___ DATA EXTRACTS ___

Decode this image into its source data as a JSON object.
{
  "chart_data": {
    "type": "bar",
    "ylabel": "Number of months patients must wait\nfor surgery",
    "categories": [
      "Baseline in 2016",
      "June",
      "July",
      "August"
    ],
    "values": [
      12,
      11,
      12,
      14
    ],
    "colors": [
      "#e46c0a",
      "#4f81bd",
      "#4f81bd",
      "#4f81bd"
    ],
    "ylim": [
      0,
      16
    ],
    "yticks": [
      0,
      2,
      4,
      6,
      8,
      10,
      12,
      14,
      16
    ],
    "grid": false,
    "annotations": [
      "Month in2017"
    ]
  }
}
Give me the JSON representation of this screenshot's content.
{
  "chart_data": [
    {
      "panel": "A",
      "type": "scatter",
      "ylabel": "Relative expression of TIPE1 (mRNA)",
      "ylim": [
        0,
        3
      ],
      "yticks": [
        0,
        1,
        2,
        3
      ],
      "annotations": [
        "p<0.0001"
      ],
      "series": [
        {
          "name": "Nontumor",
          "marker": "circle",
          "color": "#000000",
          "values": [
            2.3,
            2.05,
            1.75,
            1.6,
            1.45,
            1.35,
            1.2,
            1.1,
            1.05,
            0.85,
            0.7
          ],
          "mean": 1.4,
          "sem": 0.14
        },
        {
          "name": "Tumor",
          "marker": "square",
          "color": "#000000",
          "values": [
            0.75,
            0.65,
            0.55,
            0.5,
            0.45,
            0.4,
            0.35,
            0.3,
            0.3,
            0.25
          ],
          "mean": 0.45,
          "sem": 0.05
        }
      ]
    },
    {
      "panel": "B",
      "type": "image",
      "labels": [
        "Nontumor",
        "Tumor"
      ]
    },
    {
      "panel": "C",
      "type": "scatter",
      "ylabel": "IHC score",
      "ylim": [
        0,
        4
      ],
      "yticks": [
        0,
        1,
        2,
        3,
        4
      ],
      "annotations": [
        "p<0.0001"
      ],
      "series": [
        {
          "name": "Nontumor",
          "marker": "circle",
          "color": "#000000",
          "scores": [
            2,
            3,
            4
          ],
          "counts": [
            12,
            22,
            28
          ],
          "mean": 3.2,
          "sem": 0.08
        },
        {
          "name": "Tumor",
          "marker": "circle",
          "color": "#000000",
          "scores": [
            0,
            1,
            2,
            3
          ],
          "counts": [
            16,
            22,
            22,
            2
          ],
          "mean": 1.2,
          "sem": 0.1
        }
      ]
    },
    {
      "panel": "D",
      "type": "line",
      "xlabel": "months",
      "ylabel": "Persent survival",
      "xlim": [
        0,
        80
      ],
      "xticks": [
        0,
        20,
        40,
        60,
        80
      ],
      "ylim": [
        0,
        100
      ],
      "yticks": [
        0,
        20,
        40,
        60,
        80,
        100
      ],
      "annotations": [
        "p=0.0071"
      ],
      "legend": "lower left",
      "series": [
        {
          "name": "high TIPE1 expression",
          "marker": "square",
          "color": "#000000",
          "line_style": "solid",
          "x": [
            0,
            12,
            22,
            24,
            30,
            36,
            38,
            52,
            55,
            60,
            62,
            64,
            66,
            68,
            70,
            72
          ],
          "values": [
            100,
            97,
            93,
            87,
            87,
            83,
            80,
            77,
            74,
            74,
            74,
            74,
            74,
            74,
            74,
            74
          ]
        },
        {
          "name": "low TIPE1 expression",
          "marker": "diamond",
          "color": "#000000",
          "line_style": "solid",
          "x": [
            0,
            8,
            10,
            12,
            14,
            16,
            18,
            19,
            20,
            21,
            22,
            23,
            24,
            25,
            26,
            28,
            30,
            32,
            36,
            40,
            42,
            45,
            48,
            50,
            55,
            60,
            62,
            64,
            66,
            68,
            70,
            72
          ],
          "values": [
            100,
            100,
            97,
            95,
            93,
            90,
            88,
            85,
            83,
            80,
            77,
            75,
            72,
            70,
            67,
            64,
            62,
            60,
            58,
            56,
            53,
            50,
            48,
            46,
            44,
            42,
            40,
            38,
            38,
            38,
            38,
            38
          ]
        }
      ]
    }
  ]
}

___

* WHAT YOU HAVE TO DO
Make an exact copy of every line in the data.

* RESULT FOR THIS EXERCISE
Decode this image into its source data as a JSON object.
{
  "chart_data": {
    "type": "bar",
    "ylabel": "Number of months patients must wait\nfor surgery",
    "categories": [
      "Baseline in 2016",
      "June",
      "July",
      "August"
    ],
    "values": [
      12,
      11,
      12,
      14
    ],
    "colors": [
      "#e46c0a",
      "#4f81bd",
      "#4f81bd",
      "#4f81bd"
    ],
    "ylim": [
      0,
      16
    ],
    "yticks": [
      0,
      2,
      4,
      6,
      8,
      10,
      12,
      14,
      16
    ],
    "grid": false,
    "annotations": [
      "Month in2017"
    ]
  }
}
Give me the JSON representation of this screenshot's content.
{
  "chart_data": [
    {
      "panel": "A",
      "type": "scatter",
      "ylabel": "Relative expression of TIPE1 (mRNA)",
      "ylim": [
        0,
        3
      ],
      "yticks": [
        0,
        1,
        2,
        3
      ],
      "annotations": [
        "p<0.0001"
      ],
      "series": [
        {
          "name": "Nontumor",
          "marker": "circle",
          "color": "#000000",
          "values": [
            2.3,
            2.05,
            1.75,
            1.6,
            1.45,
            1.35,
            1.2,
            1.1,
            1.05,
            0.85,
            0.7
          ],
          "mean": 1.4,
          "sem": 0.14
        },
        {
          "name": "Tumor",
          "marker": "square",
          "color": "#000000",
          "values": [
            0.75,
            0.65,
            0.55,
            0.5,
            0.45,
            0.4,
            0.35,
            0.3,
            0.3,
            0.25
          ],
          "mean": 0.45,
          "sem": 0.05
        }
      ]
    },
    {
      "panel": "B",
      "type": "image",
      "labels": [
        "Nontumor",
        "Tumor"
      ]
    },
    {
      "panel": "C",
      "type": "scatter",
      "ylabel": "IHC score",
      "ylim": [
        0,
        4
      ],
      "yticks": [
        0,
        1,
        2,
        3,
        4
      ],
      "annotations": [
        "p<0.0001"
      ],
      "series": [
        {
          "name": "Nontumor",
          "marker": "circle",
          "color": "#000000",
          "scores": [
            2,
            3,
            4
          ],
          "counts": [
            12,
            22,
            28
          ],
          "mean": 3.2,
          "sem": 0.08
        },
        {
          "name": "Tumor",
          "marker": "circle",
          "color": "#000000",
          "scores": [
            0,
            1,
            2,
            3
          ],
          "counts": [
            16,
            22,
            22,
            2
          ],
          "mean": 1.2,
          "sem": 0.1
        }
      ]
    },
    {
      "panel": "D",
      "type": "line",
      "xlabel": "months",
      "ylabel": "Persent survival",
      "xlim": [
        0,
        80
      ],
      "xticks": [
        0,
        20,
        40,
        60,
        80
      ],
      "ylim": [
        0,
        100
      ],
      "yticks": [
        0,
        20,
        40,
        60,
        80,
        100
      ],
      "annotations": [
        "p=0.0071"
      ],
      "legend": "lower left",
      "series": [
        {
          "name": "high TIPE1 expression",
          "marker": "square",
          "color": "#000000",
          "line_style": "solid",
          "x": [
            0,
            12,
            22,
            24,
            30,
            36,
            38,
            52,
            55,
            60,
            62,
            64,
            66,
            68,
            70,
            72
          ],
          "values": [
            100,
            97,
            93,
            87,
            87,
            83,
            80,
            77,
            74,
            74,
            74,
            74,
            74,
            74,
            74,
            74
          ]
        },
        {
          "name": "low TIPE1 expression",
          "marker": "diamond",
          "color": "#000000",
          "line_style": "solid",
          "x": [
            0,
            8,
            10,
            12,
            14,
            16,
            18,
            19,
            20,
            21,
            22,
            23,
            24,
            25,
            26,
            28,
            30,
            32,
            36,
            40,
            42,
            45,
            48,
            50,
            55,
            60,
            62,
            64,
            66,
            68,
            70,
            72
          ],
          "values": [
            100,
            100,
            97,
            95,
            93,
            90,
            88,
            85,
            83,
            80,
            77,
            75,
            72,
            70,
            67,
            64,
            62,
            60,
            58,
            56,
            53,
            50,
            48,
            46,
            44,
            42,
            40,
            38,
            38,
            38,
            38,
            38
          ]
        }
      ]
    }
  ]
}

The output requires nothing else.